* Exercise task
Only the number is wanted: how many lines hold the word "this"?
— Start Items —
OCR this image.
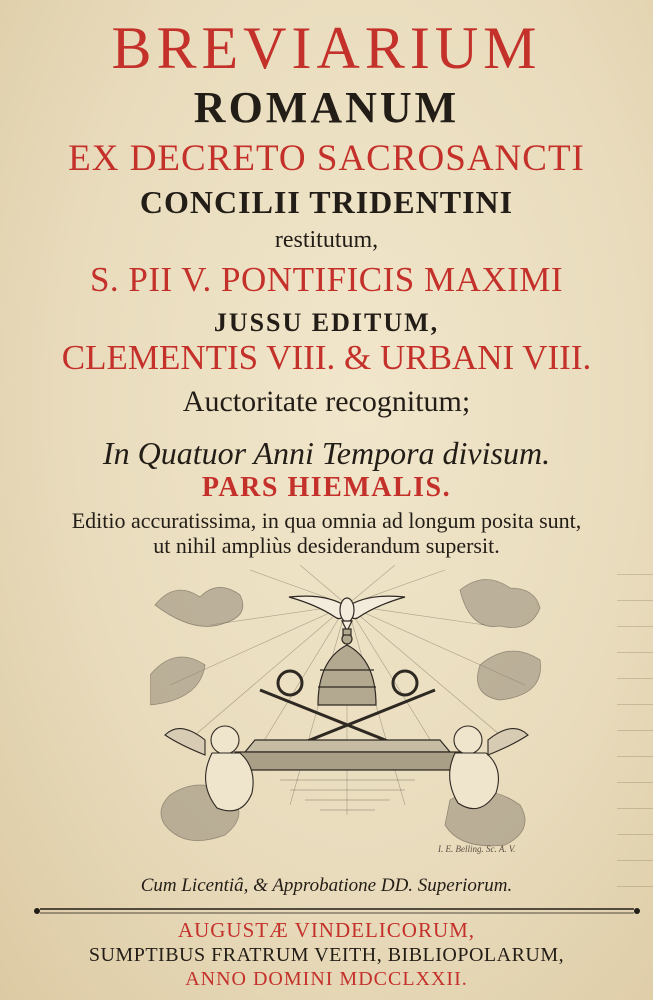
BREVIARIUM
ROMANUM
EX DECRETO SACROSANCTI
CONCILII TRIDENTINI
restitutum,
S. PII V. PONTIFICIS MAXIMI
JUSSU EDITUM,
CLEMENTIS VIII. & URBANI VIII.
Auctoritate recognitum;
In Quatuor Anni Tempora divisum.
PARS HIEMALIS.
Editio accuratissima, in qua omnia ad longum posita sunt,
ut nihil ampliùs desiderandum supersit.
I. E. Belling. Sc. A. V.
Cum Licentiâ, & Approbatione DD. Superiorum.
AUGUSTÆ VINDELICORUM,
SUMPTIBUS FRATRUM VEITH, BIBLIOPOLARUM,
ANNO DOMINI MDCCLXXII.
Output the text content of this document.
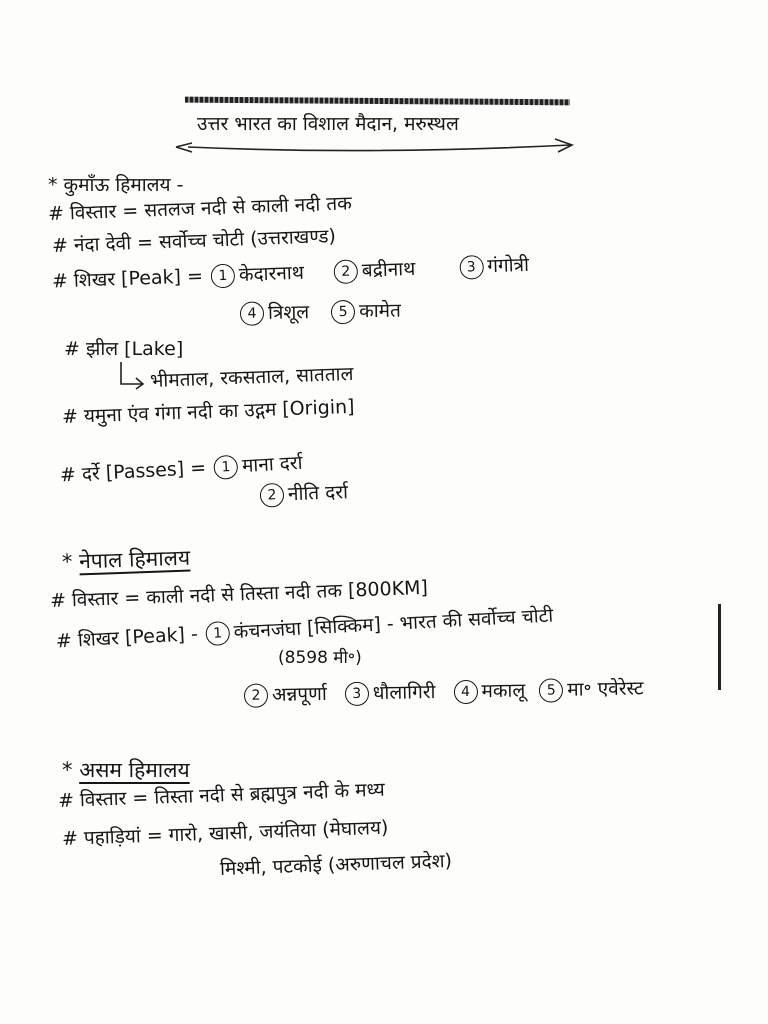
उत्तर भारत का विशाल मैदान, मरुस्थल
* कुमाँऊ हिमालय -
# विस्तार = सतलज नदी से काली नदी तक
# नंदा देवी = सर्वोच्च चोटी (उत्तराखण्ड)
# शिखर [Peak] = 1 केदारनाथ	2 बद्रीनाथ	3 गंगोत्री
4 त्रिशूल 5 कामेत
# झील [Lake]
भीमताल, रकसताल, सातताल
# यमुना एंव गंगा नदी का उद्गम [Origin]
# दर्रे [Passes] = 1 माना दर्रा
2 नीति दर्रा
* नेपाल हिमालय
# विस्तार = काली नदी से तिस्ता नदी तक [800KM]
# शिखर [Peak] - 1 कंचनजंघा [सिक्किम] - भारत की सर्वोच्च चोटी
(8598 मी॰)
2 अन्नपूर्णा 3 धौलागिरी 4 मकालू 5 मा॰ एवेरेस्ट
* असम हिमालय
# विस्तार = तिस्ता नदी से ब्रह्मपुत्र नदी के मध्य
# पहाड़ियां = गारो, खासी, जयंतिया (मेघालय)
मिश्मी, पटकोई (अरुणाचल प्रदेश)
— End Items —
* Final result
2